Task description:
Repeat the records below exactly, leaving out every picture.

— BEGIN Exercise input —

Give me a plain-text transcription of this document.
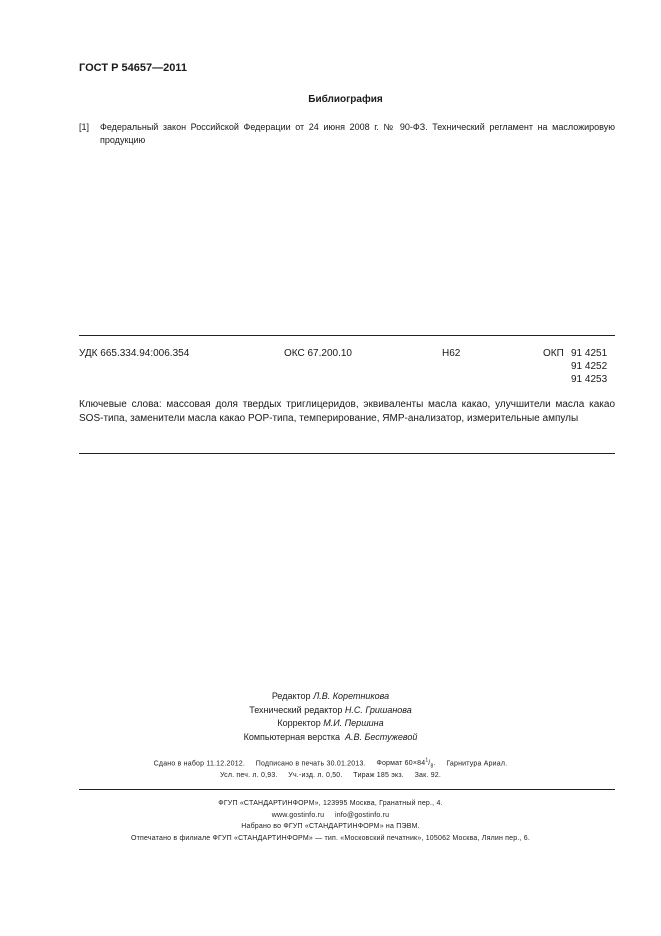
ГОСТ Р 54657—2011
Библиография
[1] Федеральный закон Российской Федерации от 24 июня 2008 г. № 90-ФЗ. Технический регламент на масложировую продукцию
УДК 665.334.94:006.354	ОКС 67.200.10	Н62	ОКП 91 4251
91 4252
91 4253
Ключевые слова: массовая доля твердых триглицеридов, эквиваленты масла какао, улучшители масла какао SOS-типа, заменители масла какао POP-типа, темперирование, ЯМР-анализатор, измерительные ампулы
Редактор Л.В. Коретникова
Технический редактор Н.С. Гришанова
Корректор М.И. Першина
Компьютерная верстка А.В. Бестужевой
Сдано в набор 11.12.2012. Подписано в печать 30.01.2013. Формат $60\times 84^1/_8$. Гарнитура Ариал.
Усл. печ. л. 0,93. Уч.-изд. л. 0,50. Тираж 185 экз. Зак. 92.
ФГУП «СТАНДАРТИНФОРМ», 123995 Москва, Гранатный пер., 4.
www.gostinfo.ru info@gostinfo.ru
Набрано во ФГУП «СТАНДАРТИНФОРМ» на ПЭВМ.
Отпечатано в филиале ФГУП «СТАНДАРТИНФОРМ» — тип. «Московский печатник», 105062 Москва, Лялин пер., 6.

— END Exercise input —

Result:
Give me a plain-text transcription of this document.
ГОСТ Р 54657—2011
Библиография
[1] Федеральный закон Российской Федерации от 24 июня 2008 г. № 90-ФЗ. Технический регламент на масложировую продукцию
УДК 665.334.94:006.354	ОКС 67.200.10	Н62	ОКП 91 4251
91 4252
91 4253
Ключевые слова: массовая доля твердых триглицеридов, эквиваленты масла какао, улучшители масла какао SOS-типа, заменители масла какао POP-типа, темперирование, ЯМР-анализатор, измерительные ампулы
Редактор Л.В. Коретникова
Технический редактор Н.С. Гришанова
Корректор М.И. Першина
Компьютерная верстка А.В. Бестужевой
Сдано в набор 11.12.2012. Подписано в печать 30.01.2013. Формат $60\times 84^1/_8$. Гарнитура Ариал.
Усл. печ. л. 0,93. Уч.-изд. л. 0,50. Тираж 185 экз. Зак. 92.
ФГУП «СТАНДАРТИНФОРМ», 123995 Москва, Гранатный пер., 4.
www.gostinfo.ru info@gostinfo.ru
Набрано во ФГУП «СТАНДАРТИНФОРМ» на ПЭВМ.
Отпечатано в филиале ФГУП «СТАНДАРТИНФОРМ» — тип. «Московский печатник», 105062 Москва, Лялин пер., 6.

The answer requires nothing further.